■ Problem description: Images must not appear in your copy; reproduce every other part of the records exactly.

(Dataset items)
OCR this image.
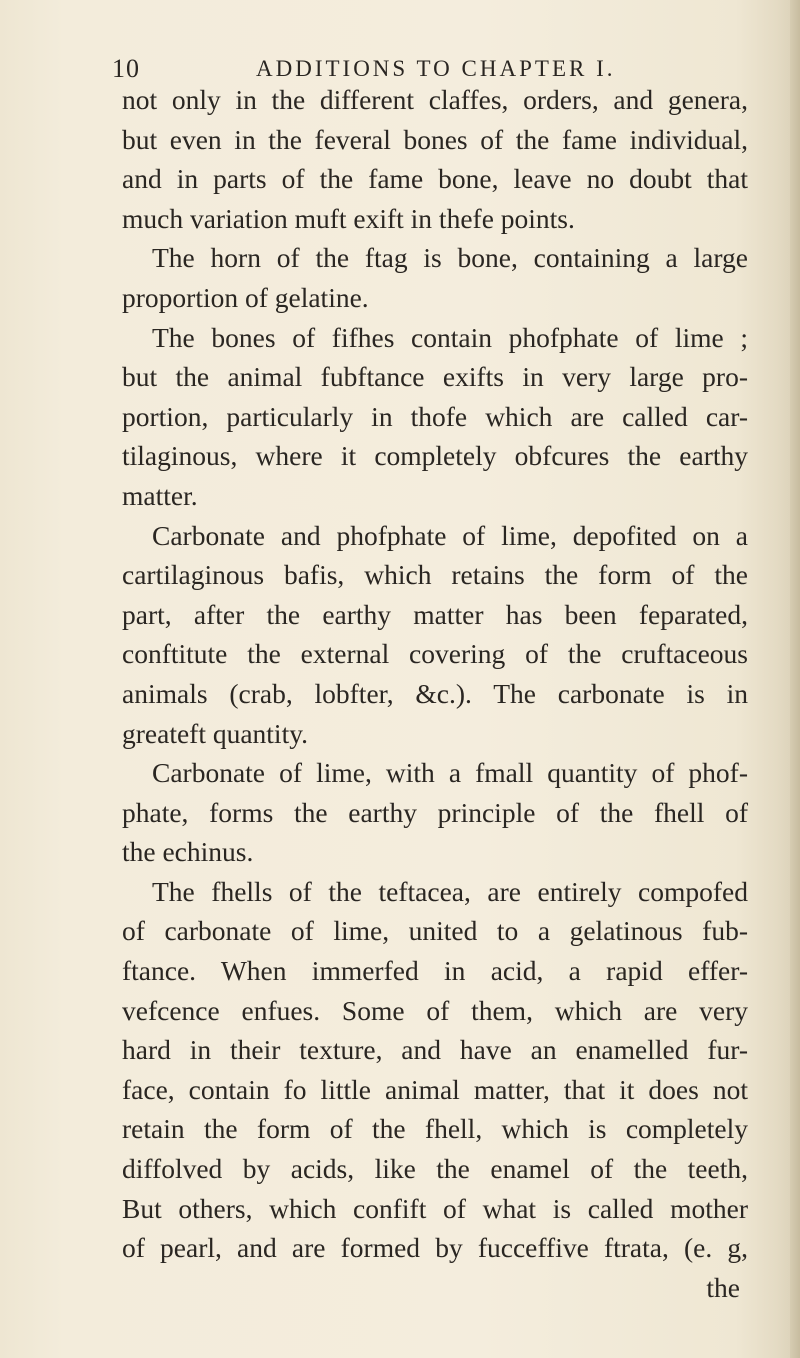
10	ADDITIONS TO CHAPTER I.
not only in the different claffes, orders, and genera,
but even in the feveral bones of the fame individual,
and in parts of the fame bone, leave no doubt that
much variation muft exift in thefe points.
The horn of the ftag is bone, containing a large
proportion of gelatine.
The bones of fifhes contain phofphate of lime ;
but the animal fubftance exifts in very large pro-
portion, particularly in thofe which are called car-
tilaginous, where it completely obfcures the earthy
matter.
Carbonate and phofphate of lime, depofited on a
cartilaginous bafis, which retains the form of the
part, after the earthy matter has been feparated,
conftitute the external covering of the cruftaceous
animals (crab, lobfter, &c.). The carbonate is in
greateft quantity.
Carbonate of lime, with a fmall quantity of phof-
phate, forms the earthy principle of the fhell of
the echinus.
The fhells of the teftacea, are entirely compofed
of carbonate of lime, united to a gelatinous fub-
ftance. When immerfed in acid, a rapid effer-
vefcence enfues. Some of them, which are very
hard in their texture, and have an enamelled fur-
face, contain fo little animal matter, that it does not
retain the form of the fhell, which is completely
diffolved by acids, like the enamel of the teeth,
But others, which confift of what is called mother
of pearl, and are formed by fucceffive ftrata, (e. g,
the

■ Expected answer:
OCR this image.
10	ADDITIONS TO CHAPTER I.
not only in the different claffes, orders, and genera,
but even in the feveral bones of the fame individual,
and in parts of the fame bone, leave no doubt that
much variation muft exift in thefe points.
The horn of the ftag is bone, containing a large
proportion of gelatine.
The bones of fifhes contain phofphate of lime ;
but the animal fubftance exifts in very large pro-
portion, particularly in thofe which are called car-
tilaginous, where it completely obfcures the earthy
matter.
Carbonate and phofphate of lime, depofited on a
cartilaginous bafis, which retains the form of the
part, after the earthy matter has been feparated,
conftitute the external covering of the cruftaceous
animals (crab, lobfter, &c.). The carbonate is in
greateft quantity.
Carbonate of lime, with a fmall quantity of phof-
phate, forms the earthy principle of the fhell of
the echinus.
The fhells of the teftacea, are entirely compofed
of carbonate of lime, united to a gelatinous fub-
ftance. When immerfed in acid, a rapid effer-
vefcence enfues. Some of them, which are very
hard in their texture, and have an enamelled fur-
face, contain fo little animal matter, that it does not
retain the form of the fhell, which is completely
diffolved by acids, like the enamel of the teeth,
But others, which confift of what is called mother
of pearl, and are formed by fucceffive ftrata, (e. g,
the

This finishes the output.